Given request
Reproduce the data word for word, from its first line up to and including the line that contains "legend-label: Publisher Direct".

##############################

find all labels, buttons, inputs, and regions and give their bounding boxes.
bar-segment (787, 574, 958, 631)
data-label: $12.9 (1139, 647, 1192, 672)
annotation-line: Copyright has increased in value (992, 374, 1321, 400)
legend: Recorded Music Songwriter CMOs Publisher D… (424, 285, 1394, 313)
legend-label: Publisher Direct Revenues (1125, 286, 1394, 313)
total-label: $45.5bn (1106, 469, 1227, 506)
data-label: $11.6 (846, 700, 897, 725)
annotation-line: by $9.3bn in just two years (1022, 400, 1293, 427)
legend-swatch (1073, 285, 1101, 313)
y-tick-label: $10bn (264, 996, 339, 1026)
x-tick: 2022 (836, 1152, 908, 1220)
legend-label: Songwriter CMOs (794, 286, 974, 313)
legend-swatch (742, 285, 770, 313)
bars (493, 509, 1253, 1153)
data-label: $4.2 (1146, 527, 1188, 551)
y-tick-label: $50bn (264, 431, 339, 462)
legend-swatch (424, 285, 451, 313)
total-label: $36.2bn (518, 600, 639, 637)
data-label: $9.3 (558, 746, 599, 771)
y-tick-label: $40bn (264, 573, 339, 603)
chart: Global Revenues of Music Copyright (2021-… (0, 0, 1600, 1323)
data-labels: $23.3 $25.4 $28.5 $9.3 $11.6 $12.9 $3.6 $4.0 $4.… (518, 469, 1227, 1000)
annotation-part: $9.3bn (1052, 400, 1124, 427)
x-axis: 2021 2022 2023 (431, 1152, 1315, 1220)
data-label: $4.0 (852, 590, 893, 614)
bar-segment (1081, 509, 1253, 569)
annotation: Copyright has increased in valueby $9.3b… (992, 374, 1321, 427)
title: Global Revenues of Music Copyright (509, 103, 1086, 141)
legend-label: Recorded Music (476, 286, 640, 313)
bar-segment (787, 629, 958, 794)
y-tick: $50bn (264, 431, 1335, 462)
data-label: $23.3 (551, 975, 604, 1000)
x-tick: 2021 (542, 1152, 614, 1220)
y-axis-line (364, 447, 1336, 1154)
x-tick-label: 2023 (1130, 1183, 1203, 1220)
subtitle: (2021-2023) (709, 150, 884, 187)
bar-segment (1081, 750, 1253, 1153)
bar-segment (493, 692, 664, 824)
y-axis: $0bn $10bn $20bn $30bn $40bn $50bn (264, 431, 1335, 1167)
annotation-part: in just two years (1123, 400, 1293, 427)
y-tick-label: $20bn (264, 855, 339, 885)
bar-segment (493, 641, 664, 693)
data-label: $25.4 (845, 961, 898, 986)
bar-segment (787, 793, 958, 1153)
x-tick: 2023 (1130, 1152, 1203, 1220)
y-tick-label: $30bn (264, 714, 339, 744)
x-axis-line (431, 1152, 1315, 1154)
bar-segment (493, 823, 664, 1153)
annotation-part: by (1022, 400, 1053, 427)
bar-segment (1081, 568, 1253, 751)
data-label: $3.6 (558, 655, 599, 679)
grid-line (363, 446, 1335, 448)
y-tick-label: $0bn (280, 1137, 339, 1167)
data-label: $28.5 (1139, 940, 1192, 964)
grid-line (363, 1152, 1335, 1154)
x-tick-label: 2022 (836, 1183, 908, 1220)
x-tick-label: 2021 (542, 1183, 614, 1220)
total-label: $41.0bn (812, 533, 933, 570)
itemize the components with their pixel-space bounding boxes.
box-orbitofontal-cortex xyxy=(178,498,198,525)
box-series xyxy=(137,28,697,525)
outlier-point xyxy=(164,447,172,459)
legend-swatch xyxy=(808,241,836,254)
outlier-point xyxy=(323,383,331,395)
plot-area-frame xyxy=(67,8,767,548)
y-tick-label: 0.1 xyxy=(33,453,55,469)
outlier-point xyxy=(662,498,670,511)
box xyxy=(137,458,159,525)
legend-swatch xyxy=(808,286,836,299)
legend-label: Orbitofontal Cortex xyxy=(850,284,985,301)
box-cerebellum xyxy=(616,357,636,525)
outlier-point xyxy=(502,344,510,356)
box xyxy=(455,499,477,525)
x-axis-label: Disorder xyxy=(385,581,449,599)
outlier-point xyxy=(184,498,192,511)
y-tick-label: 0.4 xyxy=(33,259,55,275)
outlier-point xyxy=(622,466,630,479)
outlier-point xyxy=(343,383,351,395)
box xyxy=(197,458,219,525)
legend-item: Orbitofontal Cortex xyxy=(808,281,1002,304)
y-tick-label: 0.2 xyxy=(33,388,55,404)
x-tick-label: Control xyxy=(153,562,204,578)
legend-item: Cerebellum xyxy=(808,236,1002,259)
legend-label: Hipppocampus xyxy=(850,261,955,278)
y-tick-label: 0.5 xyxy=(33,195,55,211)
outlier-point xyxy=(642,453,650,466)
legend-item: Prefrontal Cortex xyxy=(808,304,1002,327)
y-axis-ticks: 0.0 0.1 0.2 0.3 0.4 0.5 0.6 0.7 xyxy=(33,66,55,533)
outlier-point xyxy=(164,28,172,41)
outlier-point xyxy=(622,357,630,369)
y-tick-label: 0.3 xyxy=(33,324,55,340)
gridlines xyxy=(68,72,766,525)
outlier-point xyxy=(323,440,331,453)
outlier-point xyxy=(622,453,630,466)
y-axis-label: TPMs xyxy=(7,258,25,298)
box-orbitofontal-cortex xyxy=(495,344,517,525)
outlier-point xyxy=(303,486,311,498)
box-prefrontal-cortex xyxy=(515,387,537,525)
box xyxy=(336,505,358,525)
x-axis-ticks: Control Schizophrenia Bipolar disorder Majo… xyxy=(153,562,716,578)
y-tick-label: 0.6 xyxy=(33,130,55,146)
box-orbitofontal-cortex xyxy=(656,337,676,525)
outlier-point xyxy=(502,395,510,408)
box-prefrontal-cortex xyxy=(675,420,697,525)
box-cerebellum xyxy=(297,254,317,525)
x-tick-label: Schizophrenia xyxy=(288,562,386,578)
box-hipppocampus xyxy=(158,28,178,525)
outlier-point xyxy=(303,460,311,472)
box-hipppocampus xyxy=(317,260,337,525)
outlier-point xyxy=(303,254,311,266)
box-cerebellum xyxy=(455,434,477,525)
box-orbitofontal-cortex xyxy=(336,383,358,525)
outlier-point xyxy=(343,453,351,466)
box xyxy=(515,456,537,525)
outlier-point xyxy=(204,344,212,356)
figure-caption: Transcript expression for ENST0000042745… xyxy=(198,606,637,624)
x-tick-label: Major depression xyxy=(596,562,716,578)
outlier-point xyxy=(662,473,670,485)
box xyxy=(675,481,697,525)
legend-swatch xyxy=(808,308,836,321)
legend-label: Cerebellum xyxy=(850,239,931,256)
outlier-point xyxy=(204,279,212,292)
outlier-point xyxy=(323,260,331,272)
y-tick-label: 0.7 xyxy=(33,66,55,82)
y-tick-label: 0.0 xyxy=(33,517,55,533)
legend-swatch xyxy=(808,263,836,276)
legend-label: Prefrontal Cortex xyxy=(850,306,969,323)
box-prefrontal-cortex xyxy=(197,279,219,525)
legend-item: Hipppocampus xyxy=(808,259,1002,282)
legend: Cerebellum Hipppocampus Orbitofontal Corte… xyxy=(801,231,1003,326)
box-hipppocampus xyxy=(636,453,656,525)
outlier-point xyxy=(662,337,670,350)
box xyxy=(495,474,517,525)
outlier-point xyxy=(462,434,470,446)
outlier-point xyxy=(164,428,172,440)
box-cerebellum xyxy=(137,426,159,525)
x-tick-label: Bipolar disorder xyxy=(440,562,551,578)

##############################

Task output
find all labels, buttons, inputs, and regions and give their bounding boxes.
bar-segment (787, 574, 958, 631)
data-label: $12.9 (1139, 647, 1192, 672)
annotation-line: Copyright has increased in value (992, 374, 1321, 400)
legend: Recorded Music Songwriter CMOs Publisher D… (424, 285, 1394, 313)
legend-label: Publisher Direct Revenues (1125, 286, 1394, 313)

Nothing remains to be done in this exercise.